:: To do ::
The exercise asks you to copy every line below in which "Benefit" appears.
:: Data records
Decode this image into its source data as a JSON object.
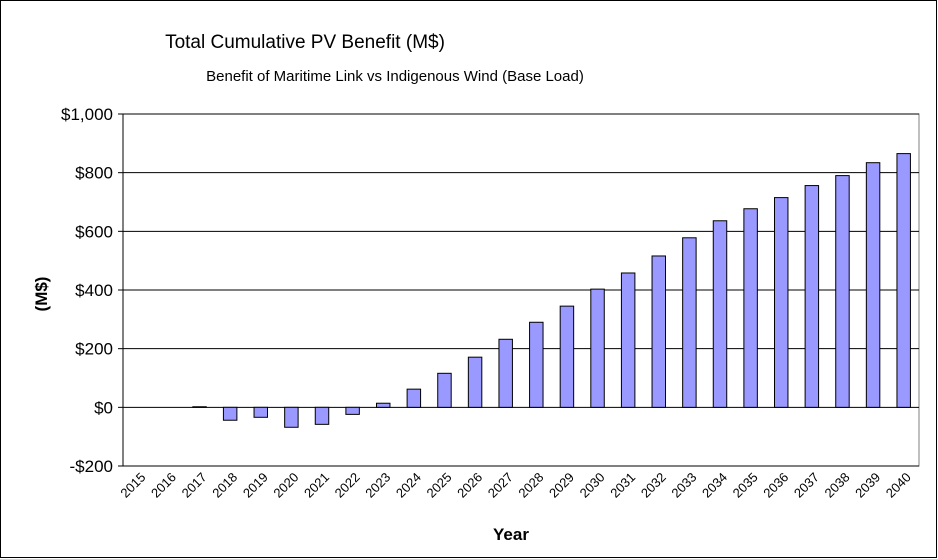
{
  "chart_data": {
    "type": "bar",
    "title": "Total Cumulative PV Benefit (M$)",
    "subtitle": "Benefit of Maritime Link vs  Indigenous Wind (Base Load)",
    "x_label": "Year",
    "y_label": "(M$)",
    "categories": [
      "2015",
      "2016",
      "2017",
      "2018",
      "2019",
      "2020",
      "2021",
      "2022",
      "2023",
      "2024",
      "2025",
      "2026",
      "2027",
      "2028",
      "2029",
      "2030",
      "2031",
      "2032",
      "2033",
      "2034",
      "2035",
      "2036",
      "2037",
      "2038",
      "2039",
      "2040"
    ],
    "values": [
      0,
      0,
      2,
      -44,
      -34,
      -68,
      -58,
      -24,
      14,
      62,
      116,
      171,
      232,
      290,
      345,
      403,
      458,
      516,
      578,
      636,
      677,
      715,
      756,
      790,
      834,
      865
    ],
    "color": "#9999ff",
    "ylim": [
      -200,
      1000
    ],
    "yticks": [
      {
        "value": -200,
        "label": "-$200"
      },
      {
        "value": 0,
        "label": "$0"
      },
      {
        "value": 200,
        "label": "$200"
      },
      {
        "value": 400,
        "label": "$400"
      },
      {
        "value": 600,
        "label": "$600"
      },
      {
        "value": 800,
        "label": "$800"
      },
      {
        "value": 1000,
        "label": "$1,000"
      }
    ],
    "grid": true
  }
}
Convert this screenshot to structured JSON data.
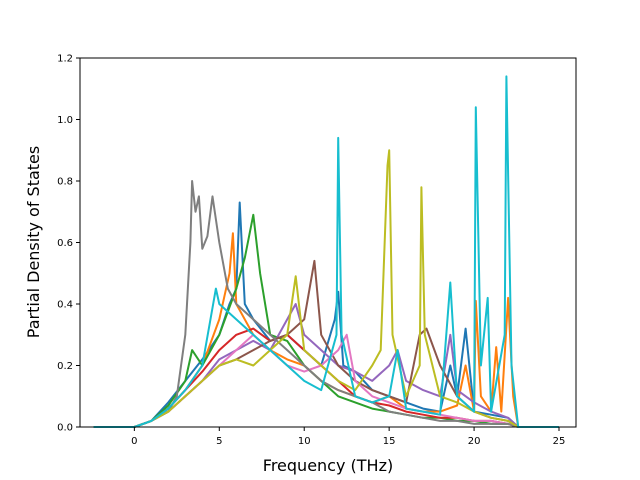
{
  "chart_data": {
    "type": "line",
    "title": "",
    "xlabel": "Frequency (THz)",
    "ylabel": "Partial Density of States",
    "xlim": [
      -3.2,
      26
    ],
    "ylim": [
      0,
      1.2
    ],
    "xticks": [
      0,
      5,
      10,
      15,
      20,
      25
    ],
    "yticks": [
      0.0,
      0.2,
      0.4,
      0.6,
      0.8,
      1.0,
      1.2
    ],
    "xtick_labels": [
      "0",
      "5",
      "10",
      "15",
      "20",
      "25"
    ],
    "ytick_labels": [
      "0.0",
      "0.2",
      "0.4",
      "0.6",
      "0.8",
      "1.0",
      "1.2"
    ],
    "grid": false,
    "legend": "none",
    "series": [
      {
        "color": "#1f77b4",
        "points": [
          [
            -2.4,
            0
          ],
          [
            0,
            0
          ],
          [
            1,
            0.02
          ],
          [
            2,
            0.08
          ],
          [
            3,
            0.15
          ],
          [
            4,
            0.22
          ],
          [
            5,
            0.3
          ],
          [
            5.6,
            0.4
          ],
          [
            6,
            0.45
          ],
          [
            6.2,
            0.73
          ],
          [
            6.5,
            0.4
          ],
          [
            7,
            0.35
          ],
          [
            8,
            0.28
          ],
          [
            9,
            0.3
          ],
          [
            10,
            0.25
          ],
          [
            11,
            0.2
          ],
          [
            11.8,
            0.35
          ],
          [
            12,
            0.44
          ],
          [
            12.3,
            0.2
          ],
          [
            13,
            0.18
          ],
          [
            14,
            0.12
          ],
          [
            15,
            0.1
          ],
          [
            16,
            0.08
          ],
          [
            17,
            0.06
          ],
          [
            18,
            0.05
          ],
          [
            18.6,
            0.2
          ],
          [
            19,
            0.1
          ],
          [
            19.5,
            0.32
          ],
          [
            20,
            0.05
          ],
          [
            21,
            0.04
          ],
          [
            22,
            0.03
          ],
          [
            22.6,
            0
          ],
          [
            25,
            0
          ]
        ]
      },
      {
        "color": "#ff7f0e",
        "points": [
          [
            -2.4,
            0
          ],
          [
            0,
            0
          ],
          [
            1,
            0.02
          ],
          [
            2,
            0.06
          ],
          [
            3,
            0.12
          ],
          [
            4,
            0.2
          ],
          [
            5,
            0.35
          ],
          [
            5.6,
            0.5
          ],
          [
            5.8,
            0.63
          ],
          [
            6,
            0.4
          ],
          [
            7,
            0.3
          ],
          [
            8,
            0.25
          ],
          [
            9,
            0.22
          ],
          [
            10,
            0.2
          ],
          [
            11,
            0.15
          ],
          [
            12,
            0.12
          ],
          [
            13,
            0.1
          ],
          [
            14,
            0.08
          ],
          [
            15,
            0.1
          ],
          [
            16,
            0.06
          ],
          [
            17,
            0.05
          ],
          [
            18,
            0.05
          ],
          [
            19,
            0.07
          ],
          [
            19.5,
            0.2
          ],
          [
            20,
            0.05
          ],
          [
            20.1,
            0.41
          ],
          [
            20.4,
            0.1
          ],
          [
            21,
            0.05
          ],
          [
            21.3,
            0.26
          ],
          [
            21.6,
            0.05
          ],
          [
            22,
            0.42
          ],
          [
            22.3,
            0.1
          ],
          [
            22.6,
            0
          ],
          [
            25,
            0
          ]
        ]
      },
      {
        "color": "#2ca02c",
        "points": [
          [
            -2.4,
            0
          ],
          [
            0,
            0
          ],
          [
            1,
            0.02
          ],
          [
            2,
            0.07
          ],
          [
            3,
            0.15
          ],
          [
            3.4,
            0.25
          ],
          [
            4,
            0.2
          ],
          [
            5,
            0.3
          ],
          [
            6,
            0.45
          ],
          [
            6.5,
            0.55
          ],
          [
            7,
            0.69
          ],
          [
            7.4,
            0.5
          ],
          [
            8,
            0.3
          ],
          [
            9,
            0.28
          ],
          [
            10,
            0.2
          ],
          [
            11,
            0.15
          ],
          [
            12,
            0.1
          ],
          [
            13,
            0.08
          ],
          [
            14,
            0.06
          ],
          [
            15,
            0.05
          ],
          [
            16,
            0.04
          ],
          [
            17,
            0.03
          ],
          [
            18,
            0.03
          ],
          [
            19,
            0.02
          ],
          [
            20,
            0.02
          ],
          [
            21,
            0.01
          ],
          [
            22,
            0.01
          ],
          [
            22.6,
            0
          ],
          [
            25,
            0
          ]
        ]
      },
      {
        "color": "#d62728",
        "points": [
          [
            -2.4,
            0
          ],
          [
            0,
            0
          ],
          [
            1,
            0.02
          ],
          [
            2,
            0.06
          ],
          [
            3,
            0.12
          ],
          [
            4,
            0.18
          ],
          [
            5,
            0.25
          ],
          [
            6,
            0.3
          ],
          [
            7,
            0.32
          ],
          [
            8,
            0.28
          ],
          [
            9,
            0.3
          ],
          [
            10,
            0.25
          ],
          [
            11,
            0.2
          ],
          [
            12,
            0.15
          ],
          [
            13,
            0.1
          ],
          [
            14,
            0.08
          ],
          [
            15,
            0.07
          ],
          [
            16,
            0.05
          ],
          [
            17,
            0.04
          ],
          [
            18,
            0.03
          ],
          [
            19,
            0.03
          ],
          [
            20,
            0.02
          ],
          [
            21,
            0.02
          ],
          [
            22,
            0.01
          ],
          [
            22.6,
            0
          ],
          [
            25,
            0
          ]
        ]
      },
      {
        "color": "#9467bd",
        "points": [
          [
            -2.4,
            0
          ],
          [
            0,
            0
          ],
          [
            1,
            0.02
          ],
          [
            2,
            0.05
          ],
          [
            3,
            0.1
          ],
          [
            4,
            0.15
          ],
          [
            5,
            0.22
          ],
          [
            6,
            0.25
          ],
          [
            7,
            0.28
          ],
          [
            8,
            0.25
          ],
          [
            9,
            0.35
          ],
          [
            9.5,
            0.4
          ],
          [
            10,
            0.3
          ],
          [
            11,
            0.25
          ],
          [
            12,
            0.2
          ],
          [
            13,
            0.18
          ],
          [
            14,
            0.15
          ],
          [
            15,
            0.2
          ],
          [
            15.5,
            0.25
          ],
          [
            16,
            0.15
          ],
          [
            17,
            0.12
          ],
          [
            18,
            0.1
          ],
          [
            18.6,
            0.3
          ],
          [
            19,
            0.12
          ],
          [
            20,
            0.08
          ],
          [
            21,
            0.05
          ],
          [
            22,
            0.03
          ],
          [
            22.6,
            0
          ],
          [
            25,
            0
          ]
        ]
      },
      {
        "color": "#8c564b",
        "points": [
          [
            -2.4,
            0
          ],
          [
            0,
            0
          ],
          [
            1,
            0.02
          ],
          [
            2,
            0.05
          ],
          [
            3,
            0.1
          ],
          [
            4,
            0.15
          ],
          [
            5,
            0.2
          ],
          [
            6,
            0.22
          ],
          [
            7,
            0.25
          ],
          [
            8,
            0.28
          ],
          [
            9,
            0.3
          ],
          [
            10,
            0.35
          ],
          [
            10.6,
            0.54
          ],
          [
            11,
            0.3
          ],
          [
            12,
            0.2
          ],
          [
            13,
            0.15
          ],
          [
            14,
            0.12
          ],
          [
            15,
            0.1
          ],
          [
            16,
            0.08
          ],
          [
            16.8,
            0.3
          ],
          [
            17.2,
            0.32
          ],
          [
            18,
            0.2
          ],
          [
            19,
            0.1
          ],
          [
            20,
            0.05
          ],
          [
            21,
            0.03
          ],
          [
            22,
            0.02
          ],
          [
            22.6,
            0
          ],
          [
            25,
            0
          ]
        ]
      },
      {
        "color": "#e377c2",
        "points": [
          [
            -2.4,
            0
          ],
          [
            0,
            0
          ],
          [
            1,
            0.02
          ],
          [
            2,
            0.05
          ],
          [
            3,
            0.1
          ],
          [
            4,
            0.15
          ],
          [
            5,
            0.2
          ],
          [
            6,
            0.25
          ],
          [
            7,
            0.3
          ],
          [
            8,
            0.25
          ],
          [
            9,
            0.2
          ],
          [
            10,
            0.18
          ],
          [
            11,
            0.2
          ],
          [
            12,
            0.25
          ],
          [
            12.5,
            0.3
          ],
          [
            13,
            0.15
          ],
          [
            14,
            0.1
          ],
          [
            15,
            0.08
          ],
          [
            16,
            0.06
          ],
          [
            17,
            0.05
          ],
          [
            18,
            0.04
          ],
          [
            19,
            0.03
          ],
          [
            20,
            0.02
          ],
          [
            21,
            0.02
          ],
          [
            22,
            0.01
          ],
          [
            22.6,
            0
          ],
          [
            25,
            0
          ]
        ]
      },
      {
        "color": "#7f7f7f",
        "points": [
          [
            -2.4,
            0
          ],
          [
            0,
            0
          ],
          [
            1,
            0.02
          ],
          [
            2,
            0.05
          ],
          [
            2.5,
            0.1
          ],
          [
            3,
            0.3
          ],
          [
            3.3,
            0.6
          ],
          [
            3.4,
            0.8
          ],
          [
            3.6,
            0.7
          ],
          [
            3.8,
            0.75
          ],
          [
            4,
            0.58
          ],
          [
            4.3,
            0.62
          ],
          [
            4.6,
            0.75
          ],
          [
            5,
            0.6
          ],
          [
            5.5,
            0.45
          ],
          [
            6,
            0.4
          ],
          [
            7,
            0.35
          ],
          [
            8,
            0.3
          ],
          [
            9,
            0.25
          ],
          [
            10,
            0.2
          ],
          [
            11,
            0.15
          ],
          [
            12,
            0.12
          ],
          [
            13,
            0.1
          ],
          [
            14,
            0.08
          ],
          [
            15,
            0.05
          ],
          [
            16,
            0.04
          ],
          [
            17,
            0.03
          ],
          [
            18,
            0.02
          ],
          [
            19,
            0.02
          ],
          [
            20,
            0.01
          ],
          [
            21,
            0.01
          ],
          [
            22,
            0.01
          ],
          [
            22.6,
            0
          ],
          [
            25,
            0
          ]
        ]
      },
      {
        "color": "#bcbd22",
        "points": [
          [
            -2.4,
            0
          ],
          [
            0,
            0
          ],
          [
            1,
            0.02
          ],
          [
            2,
            0.05
          ],
          [
            3,
            0.1
          ],
          [
            4,
            0.15
          ],
          [
            5,
            0.2
          ],
          [
            6,
            0.22
          ],
          [
            7,
            0.2
          ],
          [
            8,
            0.25
          ],
          [
            9,
            0.3
          ],
          [
            9.5,
            0.49
          ],
          [
            10,
            0.25
          ],
          [
            11,
            0.2
          ],
          [
            12,
            0.15
          ],
          [
            13,
            0.12
          ],
          [
            14,
            0.2
          ],
          [
            14.5,
            0.25
          ],
          [
            14.9,
            0.85
          ],
          [
            15,
            0.9
          ],
          [
            15.2,
            0.3
          ],
          [
            16,
            0.1
          ],
          [
            16.8,
            0.2
          ],
          [
            16.9,
            0.78
          ],
          [
            17.1,
            0.3
          ],
          [
            18,
            0.1
          ],
          [
            19,
            0.08
          ],
          [
            20,
            0.05
          ],
          [
            21,
            0.03
          ],
          [
            22,
            0.02
          ],
          [
            22.6,
            0
          ],
          [
            25,
            0
          ]
        ]
      },
      {
        "color": "#17becf",
        "points": [
          [
            -2.4,
            0
          ],
          [
            0,
            0
          ],
          [
            1,
            0.02
          ],
          [
            2,
            0.06
          ],
          [
            3,
            0.12
          ],
          [
            4,
            0.2
          ],
          [
            4.8,
            0.45
          ],
          [
            5,
            0.4
          ],
          [
            6,
            0.35
          ],
          [
            7,
            0.3
          ],
          [
            8,
            0.25
          ],
          [
            9,
            0.2
          ],
          [
            10,
            0.15
          ],
          [
            11,
            0.12
          ],
          [
            11.9,
            0.3
          ],
          [
            12,
            0.94
          ],
          [
            12.2,
            0.3
          ],
          [
            13,
            0.1
          ],
          [
            14,
            0.08
          ],
          [
            15,
            0.1
          ],
          [
            15.5,
            0.25
          ],
          [
            16,
            0.06
          ],
          [
            17,
            0.05
          ],
          [
            18,
            0.04
          ],
          [
            18.6,
            0.47
          ],
          [
            19,
            0.1
          ],
          [
            20,
            0.05
          ],
          [
            20.1,
            1.04
          ],
          [
            20.4,
            0.2
          ],
          [
            20.8,
            0.42
          ],
          [
            21,
            0.05
          ],
          [
            21.8,
            0.3
          ],
          [
            21.9,
            1.14
          ],
          [
            22.2,
            0.2
          ],
          [
            22.6,
            0
          ],
          [
            25,
            0
          ]
        ]
      }
    ]
  }
}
::::
:: Exercise result ::
    "title": "Total Cumulative PV Benefit (M$)",
    "subtitle": "Benefit of Maritime Link vs  Indigenous Wind (Base Load)",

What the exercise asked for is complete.